── Listing ──
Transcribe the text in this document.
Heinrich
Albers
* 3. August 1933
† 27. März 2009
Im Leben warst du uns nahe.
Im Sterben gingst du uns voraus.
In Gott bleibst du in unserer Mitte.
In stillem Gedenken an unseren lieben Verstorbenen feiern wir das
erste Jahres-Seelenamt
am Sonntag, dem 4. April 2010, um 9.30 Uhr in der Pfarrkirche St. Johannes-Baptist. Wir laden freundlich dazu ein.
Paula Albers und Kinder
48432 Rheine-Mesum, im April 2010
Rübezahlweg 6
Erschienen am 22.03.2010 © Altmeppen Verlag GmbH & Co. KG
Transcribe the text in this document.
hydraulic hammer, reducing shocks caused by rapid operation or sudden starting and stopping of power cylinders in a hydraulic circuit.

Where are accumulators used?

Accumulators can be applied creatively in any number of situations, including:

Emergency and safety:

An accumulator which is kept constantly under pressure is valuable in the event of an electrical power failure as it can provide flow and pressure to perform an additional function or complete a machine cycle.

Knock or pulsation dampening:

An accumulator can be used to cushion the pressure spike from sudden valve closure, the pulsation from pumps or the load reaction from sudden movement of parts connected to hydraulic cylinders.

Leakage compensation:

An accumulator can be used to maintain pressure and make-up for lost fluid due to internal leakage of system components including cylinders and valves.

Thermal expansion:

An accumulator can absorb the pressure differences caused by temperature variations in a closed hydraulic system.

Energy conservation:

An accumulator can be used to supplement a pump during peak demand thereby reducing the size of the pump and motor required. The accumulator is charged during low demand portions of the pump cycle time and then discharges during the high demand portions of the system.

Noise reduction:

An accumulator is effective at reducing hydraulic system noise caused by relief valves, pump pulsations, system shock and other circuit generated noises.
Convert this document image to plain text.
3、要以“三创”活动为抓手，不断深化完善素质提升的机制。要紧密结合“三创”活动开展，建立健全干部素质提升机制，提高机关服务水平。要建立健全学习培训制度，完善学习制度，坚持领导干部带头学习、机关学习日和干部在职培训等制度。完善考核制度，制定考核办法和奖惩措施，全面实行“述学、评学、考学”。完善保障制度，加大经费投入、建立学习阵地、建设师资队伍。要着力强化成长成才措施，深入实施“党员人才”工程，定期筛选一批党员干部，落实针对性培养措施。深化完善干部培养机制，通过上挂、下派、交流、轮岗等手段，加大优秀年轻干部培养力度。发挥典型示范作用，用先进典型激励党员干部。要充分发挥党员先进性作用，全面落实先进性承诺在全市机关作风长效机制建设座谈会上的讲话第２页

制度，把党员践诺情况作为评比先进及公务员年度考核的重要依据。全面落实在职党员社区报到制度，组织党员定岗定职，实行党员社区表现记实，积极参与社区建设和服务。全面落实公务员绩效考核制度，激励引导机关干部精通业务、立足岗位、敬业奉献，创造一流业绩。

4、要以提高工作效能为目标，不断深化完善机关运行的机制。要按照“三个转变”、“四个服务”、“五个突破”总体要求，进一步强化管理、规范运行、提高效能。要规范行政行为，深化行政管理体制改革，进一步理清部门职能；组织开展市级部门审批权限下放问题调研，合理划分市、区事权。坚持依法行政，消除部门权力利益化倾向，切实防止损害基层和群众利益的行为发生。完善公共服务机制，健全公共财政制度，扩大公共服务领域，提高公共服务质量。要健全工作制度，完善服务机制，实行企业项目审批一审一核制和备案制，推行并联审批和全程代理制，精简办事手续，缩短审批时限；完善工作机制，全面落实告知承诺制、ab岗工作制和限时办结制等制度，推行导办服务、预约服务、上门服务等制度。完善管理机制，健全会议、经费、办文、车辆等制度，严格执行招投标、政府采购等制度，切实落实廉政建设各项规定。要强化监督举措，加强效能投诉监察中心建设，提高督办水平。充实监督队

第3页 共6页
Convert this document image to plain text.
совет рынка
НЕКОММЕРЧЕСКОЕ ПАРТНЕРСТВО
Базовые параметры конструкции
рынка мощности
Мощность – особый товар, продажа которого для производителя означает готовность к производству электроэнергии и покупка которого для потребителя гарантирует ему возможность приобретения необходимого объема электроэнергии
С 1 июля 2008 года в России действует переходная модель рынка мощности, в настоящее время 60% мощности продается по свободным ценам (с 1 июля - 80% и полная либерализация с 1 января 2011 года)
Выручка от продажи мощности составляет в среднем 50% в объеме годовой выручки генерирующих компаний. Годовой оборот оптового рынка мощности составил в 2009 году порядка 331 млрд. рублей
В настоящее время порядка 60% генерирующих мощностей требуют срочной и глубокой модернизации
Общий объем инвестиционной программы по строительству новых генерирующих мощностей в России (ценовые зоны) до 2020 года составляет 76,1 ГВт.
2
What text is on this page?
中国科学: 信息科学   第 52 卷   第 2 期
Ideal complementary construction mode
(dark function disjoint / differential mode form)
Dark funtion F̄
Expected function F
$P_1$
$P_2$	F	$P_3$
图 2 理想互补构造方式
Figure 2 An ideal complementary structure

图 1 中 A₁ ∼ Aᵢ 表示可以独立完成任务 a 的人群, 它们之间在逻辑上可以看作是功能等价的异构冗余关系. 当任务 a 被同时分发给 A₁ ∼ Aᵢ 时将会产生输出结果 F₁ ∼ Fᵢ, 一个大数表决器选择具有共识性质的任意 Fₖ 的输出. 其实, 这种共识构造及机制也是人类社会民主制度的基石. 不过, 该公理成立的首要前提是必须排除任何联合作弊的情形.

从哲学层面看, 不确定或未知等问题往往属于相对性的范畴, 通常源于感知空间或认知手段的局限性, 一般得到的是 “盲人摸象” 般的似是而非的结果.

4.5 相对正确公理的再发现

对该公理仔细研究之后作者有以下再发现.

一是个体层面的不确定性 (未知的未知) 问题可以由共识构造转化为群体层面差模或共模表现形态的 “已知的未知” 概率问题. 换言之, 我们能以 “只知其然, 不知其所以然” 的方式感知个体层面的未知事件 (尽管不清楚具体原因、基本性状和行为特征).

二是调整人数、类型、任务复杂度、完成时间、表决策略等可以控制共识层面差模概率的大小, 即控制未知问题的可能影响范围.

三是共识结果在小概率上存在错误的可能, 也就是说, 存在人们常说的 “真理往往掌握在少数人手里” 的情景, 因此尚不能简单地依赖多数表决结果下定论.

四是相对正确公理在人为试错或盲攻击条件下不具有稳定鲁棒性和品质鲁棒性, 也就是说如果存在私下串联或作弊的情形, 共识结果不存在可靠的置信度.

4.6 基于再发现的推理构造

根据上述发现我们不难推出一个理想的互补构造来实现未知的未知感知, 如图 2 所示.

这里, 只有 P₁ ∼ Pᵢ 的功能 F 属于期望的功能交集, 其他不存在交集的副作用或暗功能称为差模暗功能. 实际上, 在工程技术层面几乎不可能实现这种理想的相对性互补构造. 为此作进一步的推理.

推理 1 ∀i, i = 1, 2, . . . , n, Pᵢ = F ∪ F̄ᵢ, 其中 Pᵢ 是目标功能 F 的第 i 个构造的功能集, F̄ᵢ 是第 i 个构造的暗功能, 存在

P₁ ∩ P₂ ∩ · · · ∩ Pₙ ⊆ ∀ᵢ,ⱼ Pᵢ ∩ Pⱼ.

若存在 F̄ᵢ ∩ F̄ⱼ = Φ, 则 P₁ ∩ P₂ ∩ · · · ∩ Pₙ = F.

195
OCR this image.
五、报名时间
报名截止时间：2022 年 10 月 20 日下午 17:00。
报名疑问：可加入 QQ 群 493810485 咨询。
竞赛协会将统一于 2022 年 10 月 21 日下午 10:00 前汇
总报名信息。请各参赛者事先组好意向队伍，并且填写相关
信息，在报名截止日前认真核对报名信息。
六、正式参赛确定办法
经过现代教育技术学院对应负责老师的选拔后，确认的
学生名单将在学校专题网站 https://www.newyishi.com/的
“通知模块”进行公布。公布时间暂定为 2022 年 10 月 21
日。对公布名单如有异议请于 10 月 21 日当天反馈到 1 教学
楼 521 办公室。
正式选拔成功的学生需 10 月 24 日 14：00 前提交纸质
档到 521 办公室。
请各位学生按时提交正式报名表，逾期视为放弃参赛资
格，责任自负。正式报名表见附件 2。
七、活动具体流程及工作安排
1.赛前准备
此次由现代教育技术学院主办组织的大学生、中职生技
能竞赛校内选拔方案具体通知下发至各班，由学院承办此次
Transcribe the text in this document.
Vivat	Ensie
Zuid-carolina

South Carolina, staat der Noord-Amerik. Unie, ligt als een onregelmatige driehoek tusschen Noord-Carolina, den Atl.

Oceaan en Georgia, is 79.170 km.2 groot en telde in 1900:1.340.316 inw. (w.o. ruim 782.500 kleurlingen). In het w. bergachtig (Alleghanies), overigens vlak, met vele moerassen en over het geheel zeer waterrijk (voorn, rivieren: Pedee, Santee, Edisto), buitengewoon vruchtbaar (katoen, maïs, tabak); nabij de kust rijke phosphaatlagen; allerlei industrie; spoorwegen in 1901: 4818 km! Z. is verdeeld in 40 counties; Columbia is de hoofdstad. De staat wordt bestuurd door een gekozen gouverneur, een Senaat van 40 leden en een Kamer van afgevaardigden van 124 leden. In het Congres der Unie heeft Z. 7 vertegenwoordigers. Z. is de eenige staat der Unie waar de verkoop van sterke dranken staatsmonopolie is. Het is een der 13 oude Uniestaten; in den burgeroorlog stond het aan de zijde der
───
Task directions
Report all lines of the material that contain the word "complementary".

Correct output
Ideal complementary construction mode
Figure 2 An ideal complementary structure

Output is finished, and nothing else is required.